[TASK INSTRUCTIONS]:
Select each line where the word "Corfidi" appears.

[MATERIAL PROVIDED]:
__________________________________________________

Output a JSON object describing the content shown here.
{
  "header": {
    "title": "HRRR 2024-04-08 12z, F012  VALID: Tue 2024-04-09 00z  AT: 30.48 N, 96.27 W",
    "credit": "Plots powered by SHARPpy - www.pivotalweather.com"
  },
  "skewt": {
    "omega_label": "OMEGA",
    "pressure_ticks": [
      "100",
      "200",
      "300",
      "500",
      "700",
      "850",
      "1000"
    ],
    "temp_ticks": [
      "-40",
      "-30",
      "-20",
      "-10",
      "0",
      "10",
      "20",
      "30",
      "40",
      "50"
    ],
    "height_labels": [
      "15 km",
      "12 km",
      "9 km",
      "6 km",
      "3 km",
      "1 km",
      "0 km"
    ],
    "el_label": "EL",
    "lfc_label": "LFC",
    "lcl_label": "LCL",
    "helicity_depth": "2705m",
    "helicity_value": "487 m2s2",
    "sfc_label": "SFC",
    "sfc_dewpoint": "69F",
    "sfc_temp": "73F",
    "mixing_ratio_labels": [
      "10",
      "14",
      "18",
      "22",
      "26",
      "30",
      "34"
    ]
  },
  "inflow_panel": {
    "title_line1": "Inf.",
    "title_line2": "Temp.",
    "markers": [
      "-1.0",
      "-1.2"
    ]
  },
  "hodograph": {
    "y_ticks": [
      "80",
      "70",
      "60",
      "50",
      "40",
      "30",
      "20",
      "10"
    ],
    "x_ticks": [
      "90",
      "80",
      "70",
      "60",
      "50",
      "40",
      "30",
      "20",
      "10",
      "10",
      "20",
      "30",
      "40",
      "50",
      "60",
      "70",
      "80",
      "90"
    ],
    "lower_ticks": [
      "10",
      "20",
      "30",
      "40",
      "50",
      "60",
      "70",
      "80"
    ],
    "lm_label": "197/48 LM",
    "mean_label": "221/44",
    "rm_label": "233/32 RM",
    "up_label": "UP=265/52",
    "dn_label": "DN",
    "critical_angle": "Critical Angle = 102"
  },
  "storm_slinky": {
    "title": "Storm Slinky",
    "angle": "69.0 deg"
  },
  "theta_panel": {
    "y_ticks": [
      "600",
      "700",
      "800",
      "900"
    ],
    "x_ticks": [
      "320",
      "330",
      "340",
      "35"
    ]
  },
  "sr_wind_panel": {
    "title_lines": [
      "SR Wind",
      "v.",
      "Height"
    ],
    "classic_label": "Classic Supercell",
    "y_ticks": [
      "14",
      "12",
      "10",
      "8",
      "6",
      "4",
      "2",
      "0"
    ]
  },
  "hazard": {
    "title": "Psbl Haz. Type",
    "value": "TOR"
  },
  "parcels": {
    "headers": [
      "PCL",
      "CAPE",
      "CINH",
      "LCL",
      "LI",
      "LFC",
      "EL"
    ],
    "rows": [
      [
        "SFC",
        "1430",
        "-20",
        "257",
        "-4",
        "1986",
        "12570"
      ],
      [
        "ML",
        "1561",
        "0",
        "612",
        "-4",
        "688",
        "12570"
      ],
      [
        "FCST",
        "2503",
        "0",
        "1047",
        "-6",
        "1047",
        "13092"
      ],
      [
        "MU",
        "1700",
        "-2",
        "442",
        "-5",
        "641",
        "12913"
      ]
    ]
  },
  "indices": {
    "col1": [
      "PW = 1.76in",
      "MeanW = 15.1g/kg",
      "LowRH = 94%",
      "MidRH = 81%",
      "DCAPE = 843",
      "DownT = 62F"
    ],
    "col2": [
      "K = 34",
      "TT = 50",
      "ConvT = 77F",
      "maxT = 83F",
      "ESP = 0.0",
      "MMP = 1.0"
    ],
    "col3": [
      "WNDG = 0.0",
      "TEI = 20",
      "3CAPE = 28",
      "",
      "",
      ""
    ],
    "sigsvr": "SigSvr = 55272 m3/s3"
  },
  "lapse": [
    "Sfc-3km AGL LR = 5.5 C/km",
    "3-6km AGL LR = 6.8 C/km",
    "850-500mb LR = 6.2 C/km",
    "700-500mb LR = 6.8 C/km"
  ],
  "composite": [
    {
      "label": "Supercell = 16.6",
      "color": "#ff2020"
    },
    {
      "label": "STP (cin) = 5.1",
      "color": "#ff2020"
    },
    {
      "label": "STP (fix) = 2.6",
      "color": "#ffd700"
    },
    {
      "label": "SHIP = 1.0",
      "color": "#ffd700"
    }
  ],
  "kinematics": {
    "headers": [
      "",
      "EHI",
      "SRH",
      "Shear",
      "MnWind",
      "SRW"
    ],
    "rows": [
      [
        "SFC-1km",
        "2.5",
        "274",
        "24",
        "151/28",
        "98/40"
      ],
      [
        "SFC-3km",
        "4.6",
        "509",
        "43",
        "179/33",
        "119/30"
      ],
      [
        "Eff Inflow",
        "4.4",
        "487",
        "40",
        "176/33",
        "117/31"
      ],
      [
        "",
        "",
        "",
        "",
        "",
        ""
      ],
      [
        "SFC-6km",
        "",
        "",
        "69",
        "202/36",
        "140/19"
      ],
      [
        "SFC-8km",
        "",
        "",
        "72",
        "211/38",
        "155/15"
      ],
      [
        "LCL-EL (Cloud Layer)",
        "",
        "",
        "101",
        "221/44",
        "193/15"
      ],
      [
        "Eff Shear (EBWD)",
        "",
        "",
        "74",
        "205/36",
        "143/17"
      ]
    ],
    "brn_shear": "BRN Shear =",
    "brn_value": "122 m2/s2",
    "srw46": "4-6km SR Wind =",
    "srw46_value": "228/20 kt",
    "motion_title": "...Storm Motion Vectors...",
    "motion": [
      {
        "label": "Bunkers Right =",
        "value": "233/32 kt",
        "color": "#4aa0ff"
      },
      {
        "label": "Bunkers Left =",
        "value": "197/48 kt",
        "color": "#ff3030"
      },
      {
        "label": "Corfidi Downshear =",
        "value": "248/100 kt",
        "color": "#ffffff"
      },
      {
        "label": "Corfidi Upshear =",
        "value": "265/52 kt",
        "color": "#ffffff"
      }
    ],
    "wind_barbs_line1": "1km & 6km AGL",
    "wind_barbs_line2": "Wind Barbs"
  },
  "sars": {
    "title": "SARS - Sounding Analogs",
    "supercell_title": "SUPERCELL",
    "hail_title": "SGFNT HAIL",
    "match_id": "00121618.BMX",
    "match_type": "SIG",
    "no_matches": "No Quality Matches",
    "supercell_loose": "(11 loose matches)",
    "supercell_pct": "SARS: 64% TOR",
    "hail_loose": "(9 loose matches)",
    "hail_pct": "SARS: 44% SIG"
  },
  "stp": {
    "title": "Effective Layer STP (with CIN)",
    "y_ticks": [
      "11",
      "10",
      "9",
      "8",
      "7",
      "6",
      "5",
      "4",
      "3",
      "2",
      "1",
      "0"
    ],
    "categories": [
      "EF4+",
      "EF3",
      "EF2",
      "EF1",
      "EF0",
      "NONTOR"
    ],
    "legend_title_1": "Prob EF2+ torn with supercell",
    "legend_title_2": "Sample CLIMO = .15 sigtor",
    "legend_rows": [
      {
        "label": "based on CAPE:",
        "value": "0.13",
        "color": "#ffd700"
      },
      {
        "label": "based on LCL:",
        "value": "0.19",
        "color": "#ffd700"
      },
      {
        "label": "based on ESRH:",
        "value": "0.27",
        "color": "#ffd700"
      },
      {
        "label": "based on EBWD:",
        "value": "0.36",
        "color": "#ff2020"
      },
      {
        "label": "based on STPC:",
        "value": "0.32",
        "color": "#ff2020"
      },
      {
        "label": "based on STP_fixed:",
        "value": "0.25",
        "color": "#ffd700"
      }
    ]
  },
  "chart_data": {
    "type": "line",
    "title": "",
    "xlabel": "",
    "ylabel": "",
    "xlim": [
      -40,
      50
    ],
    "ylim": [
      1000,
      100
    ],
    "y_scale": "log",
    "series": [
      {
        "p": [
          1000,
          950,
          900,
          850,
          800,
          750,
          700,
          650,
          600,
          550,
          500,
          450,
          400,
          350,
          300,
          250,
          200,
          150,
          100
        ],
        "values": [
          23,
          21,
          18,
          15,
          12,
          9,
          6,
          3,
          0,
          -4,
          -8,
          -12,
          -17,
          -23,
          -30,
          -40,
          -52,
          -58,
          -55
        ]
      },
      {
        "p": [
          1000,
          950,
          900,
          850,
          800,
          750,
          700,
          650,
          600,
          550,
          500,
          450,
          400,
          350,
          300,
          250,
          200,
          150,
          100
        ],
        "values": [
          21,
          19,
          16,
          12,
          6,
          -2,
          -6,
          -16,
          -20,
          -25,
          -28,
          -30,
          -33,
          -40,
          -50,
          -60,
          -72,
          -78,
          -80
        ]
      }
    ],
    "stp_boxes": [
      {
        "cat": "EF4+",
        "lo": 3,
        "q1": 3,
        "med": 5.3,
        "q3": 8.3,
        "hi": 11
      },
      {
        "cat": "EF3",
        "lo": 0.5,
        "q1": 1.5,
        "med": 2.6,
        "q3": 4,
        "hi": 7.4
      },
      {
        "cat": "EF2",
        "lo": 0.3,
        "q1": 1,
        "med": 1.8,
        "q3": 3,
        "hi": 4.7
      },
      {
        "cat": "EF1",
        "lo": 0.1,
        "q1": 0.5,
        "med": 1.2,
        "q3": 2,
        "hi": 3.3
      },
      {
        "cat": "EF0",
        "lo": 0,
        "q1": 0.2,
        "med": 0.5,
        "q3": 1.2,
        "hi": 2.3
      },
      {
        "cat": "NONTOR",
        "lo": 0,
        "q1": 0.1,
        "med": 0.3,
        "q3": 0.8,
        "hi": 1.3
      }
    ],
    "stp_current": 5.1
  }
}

__________________________________________________

[RESULT FOR THIS TASK]:
        "label": "Corfidi Downshear =",
        "label": "Corfidi Upshear =",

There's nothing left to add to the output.